[Given records start]
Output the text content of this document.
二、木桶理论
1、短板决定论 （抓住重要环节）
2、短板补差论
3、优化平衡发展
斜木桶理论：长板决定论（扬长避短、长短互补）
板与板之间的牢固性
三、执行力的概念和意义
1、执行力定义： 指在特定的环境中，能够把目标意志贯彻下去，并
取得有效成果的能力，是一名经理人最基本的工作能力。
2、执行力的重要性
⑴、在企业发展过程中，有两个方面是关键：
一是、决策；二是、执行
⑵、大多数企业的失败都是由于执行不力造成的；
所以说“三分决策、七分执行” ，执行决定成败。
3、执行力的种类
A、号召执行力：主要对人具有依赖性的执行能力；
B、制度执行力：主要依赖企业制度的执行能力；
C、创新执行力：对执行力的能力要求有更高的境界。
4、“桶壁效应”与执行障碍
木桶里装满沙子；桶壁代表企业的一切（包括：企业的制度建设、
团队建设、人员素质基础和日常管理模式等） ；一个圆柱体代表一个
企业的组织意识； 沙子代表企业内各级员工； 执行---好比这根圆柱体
[Given records end]
[Given records start]
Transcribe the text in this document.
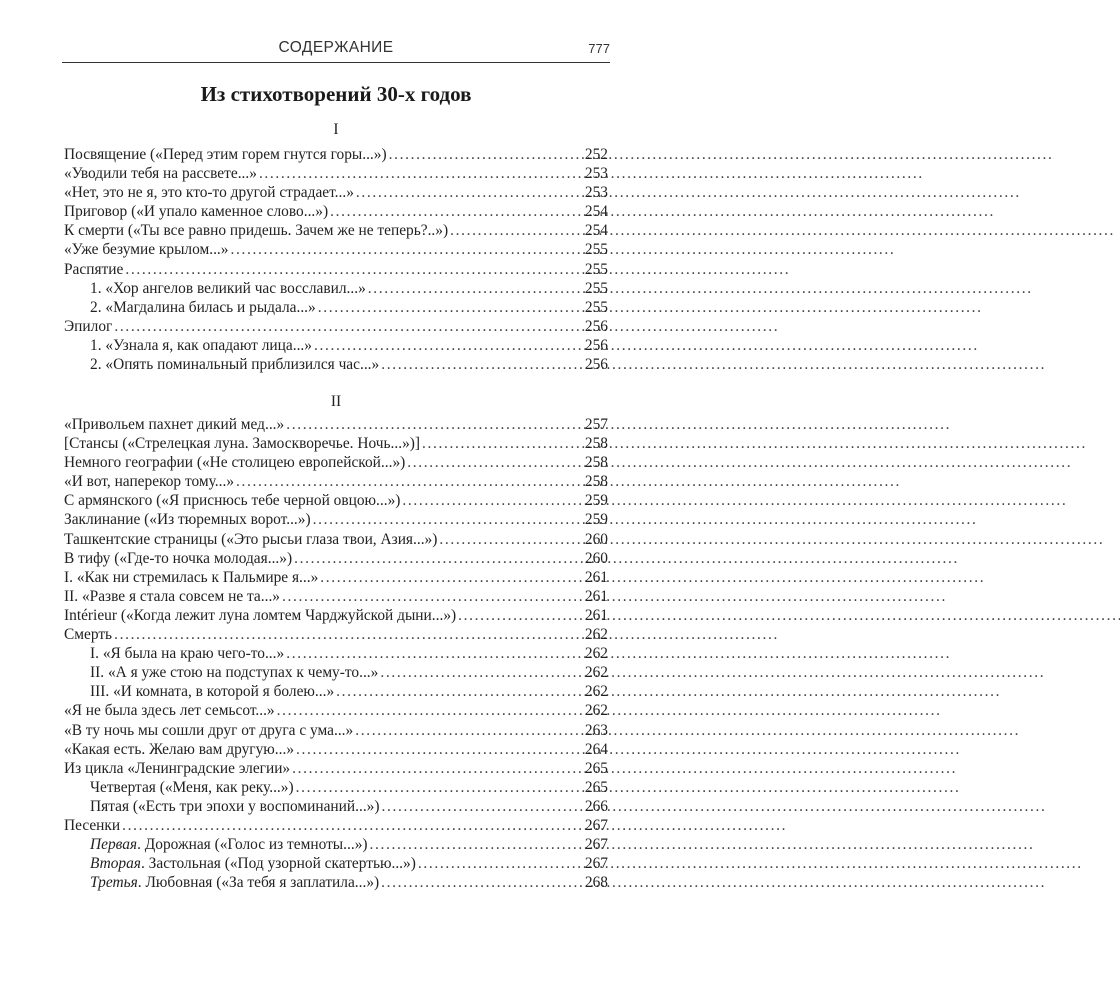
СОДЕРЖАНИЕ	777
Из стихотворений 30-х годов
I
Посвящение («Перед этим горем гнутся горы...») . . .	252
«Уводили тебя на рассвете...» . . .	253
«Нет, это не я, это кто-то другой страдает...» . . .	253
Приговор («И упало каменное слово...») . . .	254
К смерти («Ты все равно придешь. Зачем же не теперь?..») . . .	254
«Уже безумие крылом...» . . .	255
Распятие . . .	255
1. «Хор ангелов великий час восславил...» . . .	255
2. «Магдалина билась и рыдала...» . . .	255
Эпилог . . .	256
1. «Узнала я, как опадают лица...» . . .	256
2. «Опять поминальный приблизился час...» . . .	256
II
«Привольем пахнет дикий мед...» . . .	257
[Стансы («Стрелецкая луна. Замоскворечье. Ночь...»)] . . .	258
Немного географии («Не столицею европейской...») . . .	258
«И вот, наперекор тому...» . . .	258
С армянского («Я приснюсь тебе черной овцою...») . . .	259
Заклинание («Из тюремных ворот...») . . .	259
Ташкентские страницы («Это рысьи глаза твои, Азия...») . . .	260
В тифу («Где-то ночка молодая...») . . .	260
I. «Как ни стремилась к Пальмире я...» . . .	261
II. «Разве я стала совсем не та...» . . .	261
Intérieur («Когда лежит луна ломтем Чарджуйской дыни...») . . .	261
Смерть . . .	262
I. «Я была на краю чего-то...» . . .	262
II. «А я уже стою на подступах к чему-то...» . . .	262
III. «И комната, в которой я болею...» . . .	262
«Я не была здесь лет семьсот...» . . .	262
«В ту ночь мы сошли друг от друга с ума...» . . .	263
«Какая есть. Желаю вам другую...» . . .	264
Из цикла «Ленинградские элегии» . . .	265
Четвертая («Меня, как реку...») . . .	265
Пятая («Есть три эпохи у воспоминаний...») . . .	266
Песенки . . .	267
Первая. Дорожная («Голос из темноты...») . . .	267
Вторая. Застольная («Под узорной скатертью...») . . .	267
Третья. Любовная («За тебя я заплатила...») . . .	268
[Given records end]
[Given records start]
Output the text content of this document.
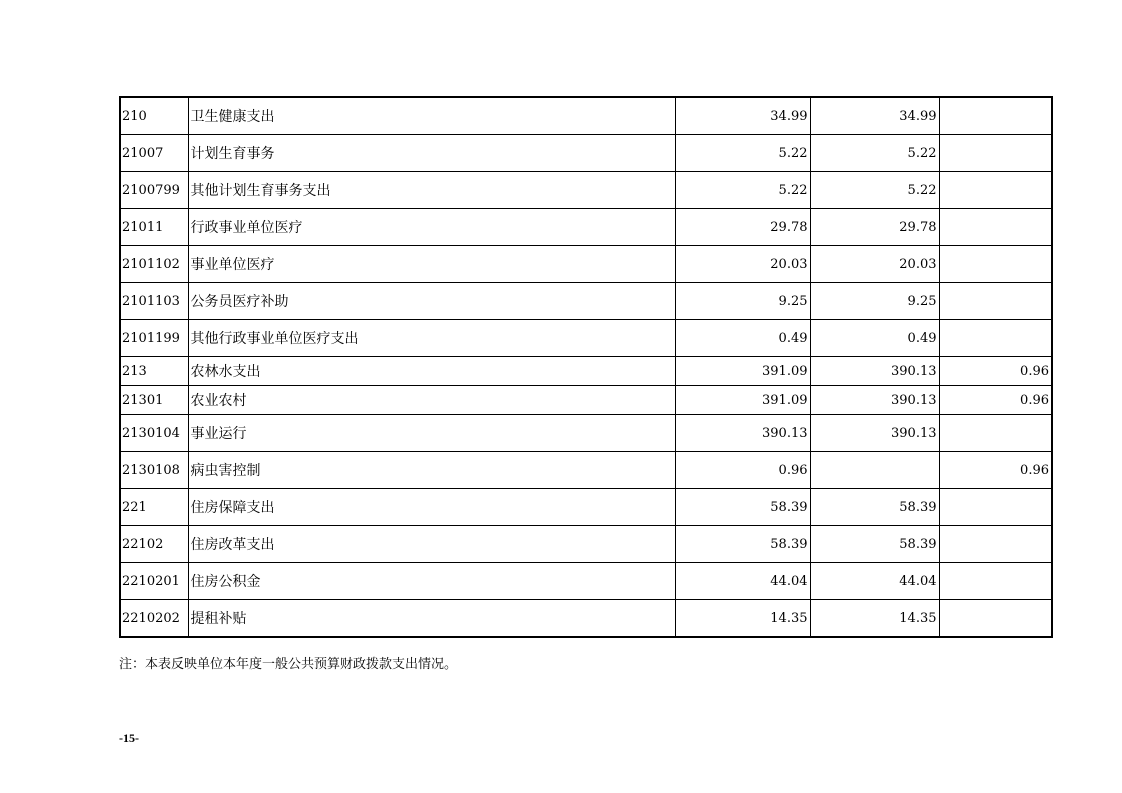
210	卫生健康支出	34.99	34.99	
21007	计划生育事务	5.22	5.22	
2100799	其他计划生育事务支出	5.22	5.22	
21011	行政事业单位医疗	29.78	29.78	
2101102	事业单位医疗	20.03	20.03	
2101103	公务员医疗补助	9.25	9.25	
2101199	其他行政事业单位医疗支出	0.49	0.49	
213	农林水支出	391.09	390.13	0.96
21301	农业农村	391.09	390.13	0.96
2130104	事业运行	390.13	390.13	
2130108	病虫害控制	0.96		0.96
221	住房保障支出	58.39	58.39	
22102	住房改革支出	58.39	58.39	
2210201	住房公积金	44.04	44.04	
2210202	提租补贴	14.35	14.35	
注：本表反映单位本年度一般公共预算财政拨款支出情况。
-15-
[Given records end]
■ **What is required**
Where a line in the material contains "тебя", copy that line.

■ **Expected answer**
«Уводили тебя на рассвете...» . . .	253
Третья. Любовная («За тебя я заплатила...») . . .	268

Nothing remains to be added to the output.